YOUR GOAL: Each entry here needs to be set down again exactly, please; pictures are left out.

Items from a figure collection
· · · · · · ·

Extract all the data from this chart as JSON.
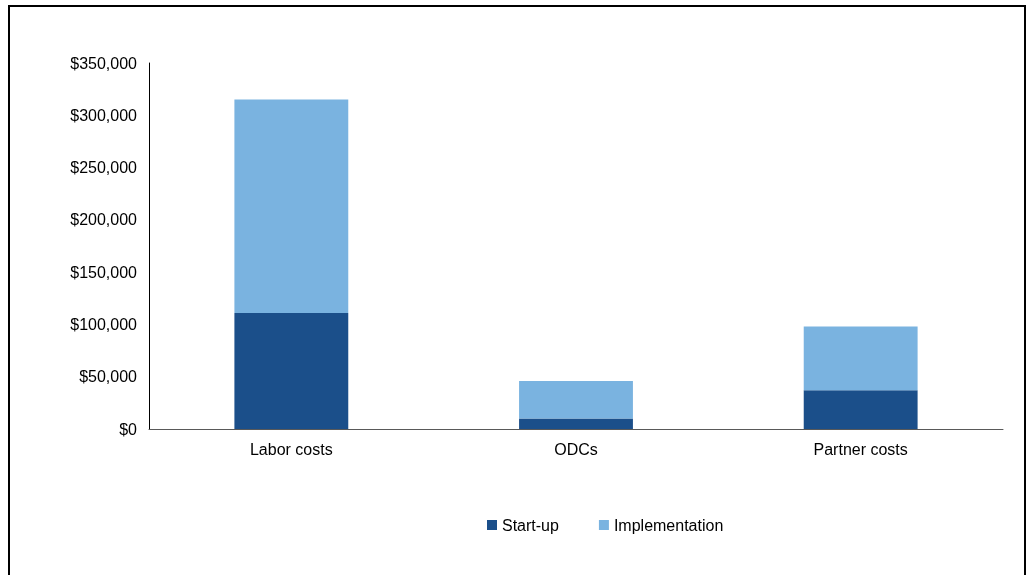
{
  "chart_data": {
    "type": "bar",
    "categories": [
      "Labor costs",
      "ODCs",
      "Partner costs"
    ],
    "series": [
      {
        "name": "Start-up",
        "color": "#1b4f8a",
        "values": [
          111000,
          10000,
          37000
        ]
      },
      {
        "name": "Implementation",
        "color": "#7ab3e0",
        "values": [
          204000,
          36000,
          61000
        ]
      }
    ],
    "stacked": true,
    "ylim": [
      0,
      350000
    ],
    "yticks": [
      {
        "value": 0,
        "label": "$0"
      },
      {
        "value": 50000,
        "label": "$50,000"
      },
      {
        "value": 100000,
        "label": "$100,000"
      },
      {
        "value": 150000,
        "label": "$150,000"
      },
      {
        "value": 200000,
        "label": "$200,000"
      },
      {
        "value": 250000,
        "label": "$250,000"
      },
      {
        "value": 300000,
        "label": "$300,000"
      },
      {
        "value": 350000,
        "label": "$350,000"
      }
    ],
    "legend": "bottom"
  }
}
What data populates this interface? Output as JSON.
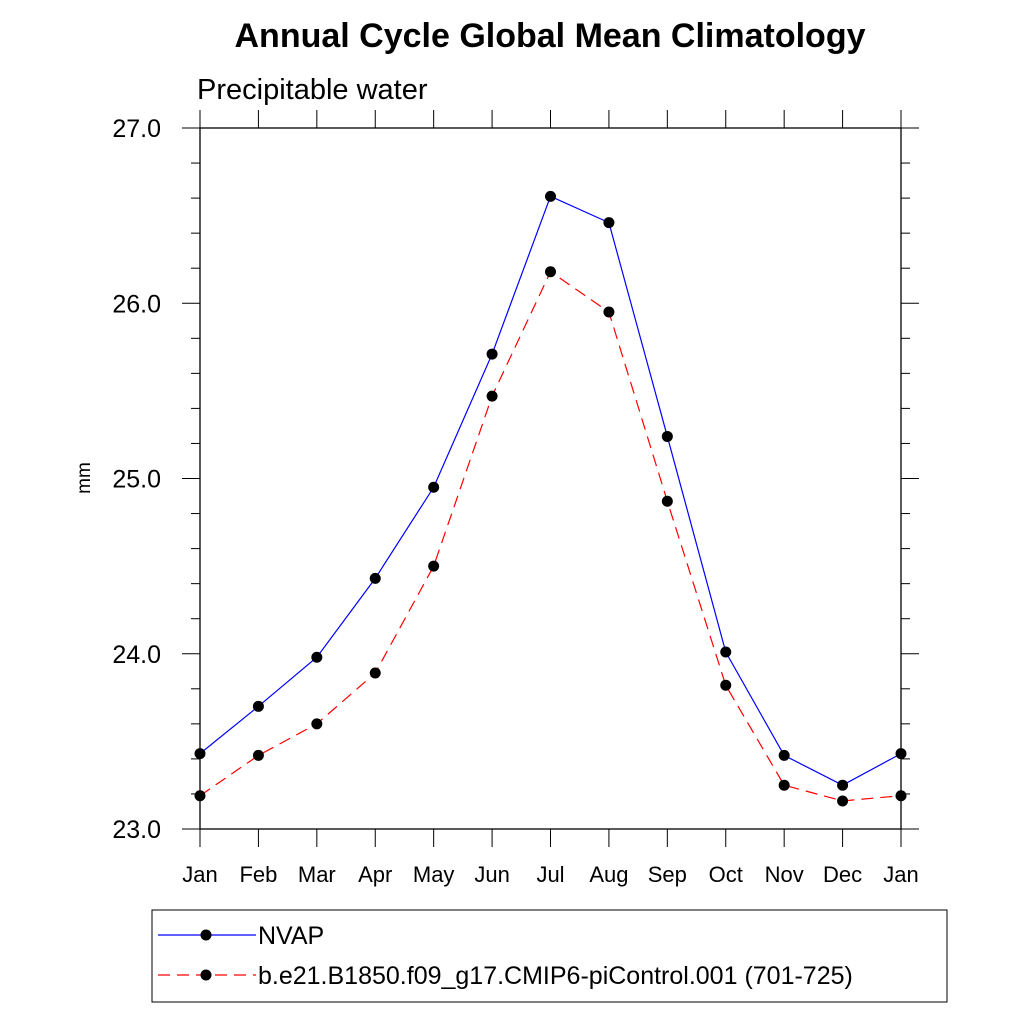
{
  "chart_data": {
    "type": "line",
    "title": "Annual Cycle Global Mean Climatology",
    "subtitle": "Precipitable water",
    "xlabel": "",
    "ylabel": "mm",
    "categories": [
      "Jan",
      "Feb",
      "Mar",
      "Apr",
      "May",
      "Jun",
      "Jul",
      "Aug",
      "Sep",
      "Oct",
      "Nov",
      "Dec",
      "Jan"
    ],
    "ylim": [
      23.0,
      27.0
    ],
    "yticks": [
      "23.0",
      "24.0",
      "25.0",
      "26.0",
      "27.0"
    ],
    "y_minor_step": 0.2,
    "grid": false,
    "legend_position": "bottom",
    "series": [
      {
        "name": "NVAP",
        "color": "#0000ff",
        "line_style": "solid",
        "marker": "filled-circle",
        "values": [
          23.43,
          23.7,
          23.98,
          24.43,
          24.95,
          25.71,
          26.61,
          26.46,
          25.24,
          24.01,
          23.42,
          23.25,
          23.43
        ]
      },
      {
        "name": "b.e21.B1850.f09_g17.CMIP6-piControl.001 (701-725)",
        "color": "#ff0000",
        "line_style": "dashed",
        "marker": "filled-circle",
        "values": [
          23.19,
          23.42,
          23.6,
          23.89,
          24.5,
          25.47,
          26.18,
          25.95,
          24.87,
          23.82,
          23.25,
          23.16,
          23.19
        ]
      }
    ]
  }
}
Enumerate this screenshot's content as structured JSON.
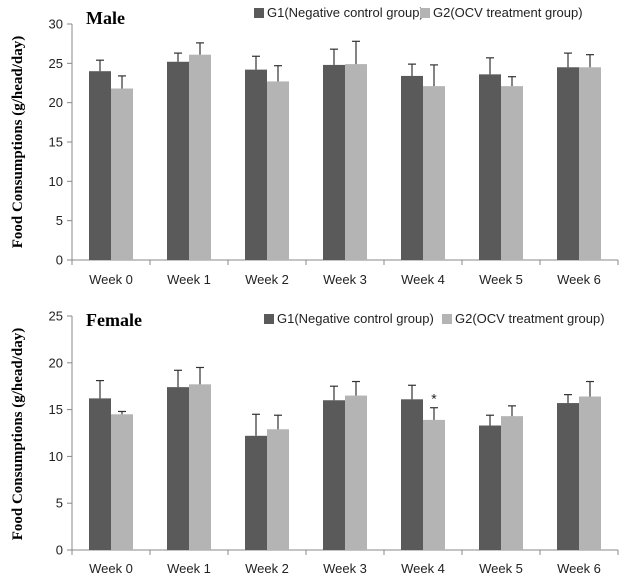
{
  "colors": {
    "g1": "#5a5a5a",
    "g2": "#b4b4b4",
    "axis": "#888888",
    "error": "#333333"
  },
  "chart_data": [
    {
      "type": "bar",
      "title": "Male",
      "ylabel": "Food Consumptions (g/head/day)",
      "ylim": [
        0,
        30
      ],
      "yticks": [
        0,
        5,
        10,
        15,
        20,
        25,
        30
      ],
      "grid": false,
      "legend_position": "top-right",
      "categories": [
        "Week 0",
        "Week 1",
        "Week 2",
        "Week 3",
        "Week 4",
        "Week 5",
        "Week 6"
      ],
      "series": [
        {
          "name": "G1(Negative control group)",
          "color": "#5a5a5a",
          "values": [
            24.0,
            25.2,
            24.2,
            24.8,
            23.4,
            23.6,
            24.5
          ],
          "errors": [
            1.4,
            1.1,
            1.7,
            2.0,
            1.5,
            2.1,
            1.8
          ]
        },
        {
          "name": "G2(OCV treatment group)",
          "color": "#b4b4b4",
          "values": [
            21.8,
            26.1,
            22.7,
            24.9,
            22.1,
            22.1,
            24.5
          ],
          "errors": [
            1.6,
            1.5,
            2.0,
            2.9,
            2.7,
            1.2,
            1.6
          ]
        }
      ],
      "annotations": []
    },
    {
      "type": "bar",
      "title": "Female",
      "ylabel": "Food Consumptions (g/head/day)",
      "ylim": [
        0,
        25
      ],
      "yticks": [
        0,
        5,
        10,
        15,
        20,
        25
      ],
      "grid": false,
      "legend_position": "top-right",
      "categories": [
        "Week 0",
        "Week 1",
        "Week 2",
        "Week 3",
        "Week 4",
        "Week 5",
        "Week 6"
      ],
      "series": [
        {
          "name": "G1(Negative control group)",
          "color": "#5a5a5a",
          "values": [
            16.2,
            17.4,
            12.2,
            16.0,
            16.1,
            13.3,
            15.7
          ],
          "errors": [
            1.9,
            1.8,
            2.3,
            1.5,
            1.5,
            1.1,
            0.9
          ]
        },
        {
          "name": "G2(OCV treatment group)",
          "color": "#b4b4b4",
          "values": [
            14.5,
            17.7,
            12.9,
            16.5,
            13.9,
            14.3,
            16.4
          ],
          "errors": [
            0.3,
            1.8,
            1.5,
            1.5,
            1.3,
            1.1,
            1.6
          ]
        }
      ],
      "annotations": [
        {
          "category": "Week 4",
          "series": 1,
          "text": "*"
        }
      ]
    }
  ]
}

· · · · · · ·

ANSWER TO THIS PROBLEM:
Extract all the data from this chart as JSON.
{
  "chart_data": {
    "type": "bar",
    "categories": [
      "Labor costs",
      "ODCs",
      "Partner costs"
    ],
    "series": [
      {
        "name": "Start-up",
        "color": "#1b4f8a",
        "values": [
          111000,
          10000,
          37000
        ]
      },
      {
        "name": "Implementation",
        "color": "#7ab3e0",
        "values": [
          204000,
          36000,
          61000
        ]
      }
    ],
    "stacked": true,
    "ylim": [
      0,
      350000
    ],
    "yticks": [
      {
        "value": 0,
        "label": "$0"
      },
      {
        "value": 50000,
        "label": "$50,000"
      },
      {
        "value": 100000,
        "label": "$100,000"
      },
      {
        "value": 150000,
        "label": "$150,000"
      },
      {
        "value": 200000,
        "label": "$200,000"
      },
      {
        "value": 250000,
        "label": "$250,000"
      },
      {
        "value": 300000,
        "label": "$300,000"
      },
      {
        "value": 350000,
        "label": "$350,000"
      }
    ],
    "legend": "bottom"
  }
}
What data populates this interface? Output as JSON.
{
  "chart_data": {
    "type": "line",
    "title": "Annual Cycle Global Mean Climatology",
    "subtitle": "Precipitable water",
    "xlabel": "",
    "ylabel": "mm",
    "categories": [
      "Jan",
      "Feb",
      "Mar",
      "Apr",
      "May",
      "Jun",
      "Jul",
      "Aug",
      "Sep",
      "Oct",
      "Nov",
      "Dec",
      "Jan"
    ],
    "ylim": [
      23.0,
      27.0
    ],
    "yticks": [
      "23.0",
      "24.0",
      "25.0",
      "26.0",
      "27.0"
    ],
    "y_minor_step": 0.2,
    "grid": false,
    "legend_position": "bottom",
    "series": [
      {
        "name": "NVAP",
        "color": "#0000ff",
        "line_style": "solid",
        "marker": "filled-circle",
        "values": [
          23.43,
          23.7,
          23.98,
          24.43,
          24.95,
          25.71,
          26.61,
          26.46,
          25.24,
          24.01,
          23.42,
          23.25,
          23.43
        ]
      },
      {
        "name": "b.e21.B1850.f09_g17.CMIP6-piControl.001 (701-725)",
        "color": "#ff0000",
        "line_style": "dashed",
        "marker": "filled-circle",
        "values": [
          23.19,
          23.42,
          23.6,
          23.89,
          24.5,
          25.47,
          26.18,
          25.95,
          24.87,
          23.82,
          23.25,
          23.16,
          23.19
        ]
      }
    ]
  }
}
Enumerate this screenshot's content as structured JSON.
{
  "colors": {
    "g1": "#5a5a5a",
    "g2": "#b4b4b4",
    "axis": "#888888",
    "error": "#333333"
  },
  "chart_data": [
    {
      "type": "bar",
      "title": "Male",
      "ylabel": "Food Consumptions (g/head/day)",
      "ylim": [
        0,
        30
      ],
      "yticks": [
        0,
        5,
        10,
        15,
        20,
        25,
        30
      ],
      "grid": false,
      "legend_position": "top-right",
      "categories": [
        "Week 0",
        "Week 1",
        "Week 2",
        "Week 3",
        "Week 4",
        "Week 5",
        "Week 6"
      ],
      "series": [
        {
          "name": "G1(Negative control group)",
          "color": "#5a5a5a",
          "values": [
            24.0,
            25.2,
            24.2,
            24.8,
            23.4,
            23.6,
            24.5
          ],
          "errors": [
            1.4,
            1.1,
            1.7,
            2.0,
            1.5,
            2.1,
            1.8
          ]
        },
        {
          "name": "G2(OCV treatment group)",
          "color": "#b4b4b4",
          "values": [
            21.8,
            26.1,
            22.7,
            24.9,
            22.1,
            22.1,
            24.5
          ],
          "errors": [
            1.6,
            1.5,
            2.0,
            2.9,
            2.7,
            1.2,
            1.6
          ]
        }
      ],
      "annotations": []
    },
    {
      "type": "bar",
      "title": "Female",
      "ylabel": "Food Consumptions (g/head/day)",
      "ylim": [
        0,
        25
      ],
      "yticks": [
        0,
        5,
        10,
        15,
        20,
        25
      ],
      "grid": false,
      "legend_position": "top-right",
      "categories": [
        "Week 0",
        "Week 1",
        "Week 2",
        "Week 3",
        "Week 4",
        "Week 5",
        "Week 6"
      ],
      "series": [
        {
          "name": "G1(Negative control group)",
          "color": "#5a5a5a",
          "values": [
            16.2,
            17.4,
            12.2,
            16.0,
            16.1,
            13.3,
            15.7
          ],
          "errors": [
            1.9,
            1.8,
            2.3,
            1.5,
            1.5,
            1.1,
            0.9
          ]
        },
        {
          "name": "G2(OCV treatment group)",
          "color": "#b4b4b4",
          "values": [
            14.5,
            17.7,
            12.9,
            16.5,
            13.9,
            14.3,
            16.4
          ],
          "errors": [
            0.3,
            1.8,
            1.5,
            1.5,
            1.3,
            1.1,
            1.6
          ]
        }
      ],
      "annotations": [
        {
          "category": "Week 4",
          "series": 1,
          "text": "*"
        }
      ]
    }
  ]
}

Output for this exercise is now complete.